Exercise material -
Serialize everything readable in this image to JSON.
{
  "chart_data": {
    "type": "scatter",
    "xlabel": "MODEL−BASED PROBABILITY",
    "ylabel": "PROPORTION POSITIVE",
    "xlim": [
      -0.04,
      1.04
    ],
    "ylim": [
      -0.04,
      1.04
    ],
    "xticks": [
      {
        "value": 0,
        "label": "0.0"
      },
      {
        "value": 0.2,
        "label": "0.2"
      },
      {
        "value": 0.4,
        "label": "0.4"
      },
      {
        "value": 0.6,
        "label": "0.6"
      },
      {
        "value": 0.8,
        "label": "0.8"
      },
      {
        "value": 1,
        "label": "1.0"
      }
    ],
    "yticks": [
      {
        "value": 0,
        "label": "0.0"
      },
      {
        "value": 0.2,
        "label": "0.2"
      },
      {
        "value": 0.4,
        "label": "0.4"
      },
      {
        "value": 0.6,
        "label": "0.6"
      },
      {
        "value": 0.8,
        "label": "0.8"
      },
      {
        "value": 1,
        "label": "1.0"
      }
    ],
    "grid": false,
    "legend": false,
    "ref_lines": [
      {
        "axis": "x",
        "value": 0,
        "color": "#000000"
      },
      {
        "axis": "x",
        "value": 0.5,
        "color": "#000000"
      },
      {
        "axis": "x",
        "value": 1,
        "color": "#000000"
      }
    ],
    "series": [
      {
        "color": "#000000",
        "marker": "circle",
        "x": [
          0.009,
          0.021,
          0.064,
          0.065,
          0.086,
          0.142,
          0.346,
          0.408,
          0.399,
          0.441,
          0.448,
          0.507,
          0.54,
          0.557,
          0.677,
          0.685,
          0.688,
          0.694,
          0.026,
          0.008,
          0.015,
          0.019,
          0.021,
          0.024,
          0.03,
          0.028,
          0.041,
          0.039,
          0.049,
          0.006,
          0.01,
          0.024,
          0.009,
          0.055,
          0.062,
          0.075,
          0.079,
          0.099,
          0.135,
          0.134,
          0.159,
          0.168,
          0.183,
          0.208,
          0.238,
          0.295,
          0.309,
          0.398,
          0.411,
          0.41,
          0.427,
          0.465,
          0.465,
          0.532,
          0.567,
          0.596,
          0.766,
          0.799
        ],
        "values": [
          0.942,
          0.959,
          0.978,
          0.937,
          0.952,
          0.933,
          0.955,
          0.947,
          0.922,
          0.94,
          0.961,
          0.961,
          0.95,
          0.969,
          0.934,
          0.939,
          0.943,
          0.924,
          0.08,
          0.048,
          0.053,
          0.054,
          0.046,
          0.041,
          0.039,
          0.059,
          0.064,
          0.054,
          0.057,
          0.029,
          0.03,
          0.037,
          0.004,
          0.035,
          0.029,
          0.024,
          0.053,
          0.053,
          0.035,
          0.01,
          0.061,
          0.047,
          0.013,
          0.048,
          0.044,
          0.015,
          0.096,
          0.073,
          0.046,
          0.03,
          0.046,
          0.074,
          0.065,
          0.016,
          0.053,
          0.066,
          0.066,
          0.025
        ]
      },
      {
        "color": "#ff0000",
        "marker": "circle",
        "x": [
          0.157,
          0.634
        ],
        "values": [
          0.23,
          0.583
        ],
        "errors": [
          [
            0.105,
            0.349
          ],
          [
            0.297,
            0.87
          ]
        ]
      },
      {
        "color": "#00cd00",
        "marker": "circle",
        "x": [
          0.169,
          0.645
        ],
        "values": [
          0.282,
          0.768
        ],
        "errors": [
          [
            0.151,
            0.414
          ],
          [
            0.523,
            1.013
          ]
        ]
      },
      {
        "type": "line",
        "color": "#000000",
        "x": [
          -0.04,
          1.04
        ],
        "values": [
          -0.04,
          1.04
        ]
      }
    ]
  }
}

Requirement - Return the material in full, exactly as shown.

Task result -
Serialize everything readable in this image to JSON.
{
  "chart_data": {
    "type": "scatter",
    "xlabel": "MODEL−BASED PROBABILITY",
    "ylabel": "PROPORTION POSITIVE",
    "xlim": [
      -0.04,
      1.04
    ],
    "ylim": [
      -0.04,
      1.04
    ],
    "xticks": [
      {
        "value": 0,
        "label": "0.0"
      },
      {
        "value": 0.2,
        "label": "0.2"
      },
      {
        "value": 0.4,
        "label": "0.4"
      },
      {
        "value": 0.6,
        "label": "0.6"
      },
      {
        "value": 0.8,
        "label": "0.8"
      },
      {
        "value": 1,
        "label": "1.0"
      }
    ],
    "yticks": [
      {
        "value": 0,
        "label": "0.0"
      },
      {
        "value": 0.2,
        "label": "0.2"
      },
      {
        "value": 0.4,
        "label": "0.4"
      },
      {
        "value": 0.6,
        "label": "0.6"
      },
      {
        "value": 0.8,
        "label": "0.8"
      },
      {
        "value": 1,
        "label": "1.0"
      }
    ],
    "grid": false,
    "legend": false,
    "ref_lines": [
      {
        "axis": "x",
        "value": 0,
        "color": "#000000"
      },
      {
        "axis": "x",
        "value": 0.5,
        "color": "#000000"
      },
      {
        "axis": "x",
        "value": 1,
        "color": "#000000"
      }
    ],
    "series": [
      {
        "color": "#000000",
        "marker": "circle",
        "x": [
          0.009,
          0.021,
          0.064,
          0.065,
          0.086,
          0.142,
          0.346,
          0.408,
          0.399,
          0.441,
          0.448,
          0.507,
          0.54,
          0.557,
          0.677,
          0.685,
          0.688,
          0.694,
          0.026,
          0.008,
          0.015,
          0.019,
          0.021,
          0.024,
          0.03,
          0.028,
          0.041,
          0.039,
          0.049,
          0.006,
          0.01,
          0.024,
          0.009,
          0.055,
          0.062,
          0.075,
          0.079,
          0.099,
          0.135,
          0.134,
          0.159,
          0.168,
          0.183,
          0.208,
          0.238,
          0.295,
          0.309,
          0.398,
          0.411,
          0.41,
          0.427,
          0.465,
          0.465,
          0.532,
          0.567,
          0.596,
          0.766,
          0.799
        ],
        "values": [
          0.942,
          0.959,
          0.978,
          0.937,
          0.952,
          0.933,
          0.955,
          0.947,
          0.922,
          0.94,
          0.961,
          0.961,
          0.95,
          0.969,
          0.934,
          0.939,
          0.943,
          0.924,
          0.08,
          0.048,
          0.053,
          0.054,
          0.046,
          0.041,
          0.039,
          0.059,
          0.064,
          0.054,
          0.057,
          0.029,
          0.03,
          0.037,
          0.004,
          0.035,
          0.029,
          0.024,
          0.053,
          0.053,
          0.035,
          0.01,
          0.061,
          0.047,
          0.013,
          0.048,
          0.044,
          0.015,
          0.096,
          0.073,
          0.046,
          0.03,
          0.046,
          0.074,
          0.065,
          0.016,
          0.053,
          0.066,
          0.066,
          0.025
        ]
      },
      {
        "color": "#ff0000",
        "marker": "circle",
        "x": [
          0.157,
          0.634
        ],
        "values": [
          0.23,
          0.583
        ],
        "errors": [
          [
            0.105,
            0.349
          ],
          [
            0.297,
            0.87
          ]
        ]
      },
      {
        "color": "#00cd00",
        "marker": "circle",
        "x": [
          0.169,
          0.645
        ],
        "values": [
          0.282,
          0.768
        ],
        "errors": [
          [
            0.151,
            0.414
          ],
          [
            0.523,
            1.013
          ]
        ]
      },
      {
        "type": "line",
        "color": "#000000",
        "x": [
          -0.04,
          1.04
        ],
        "values": [
          -0.04,
          1.04
        ]
      }
    ]
  }
}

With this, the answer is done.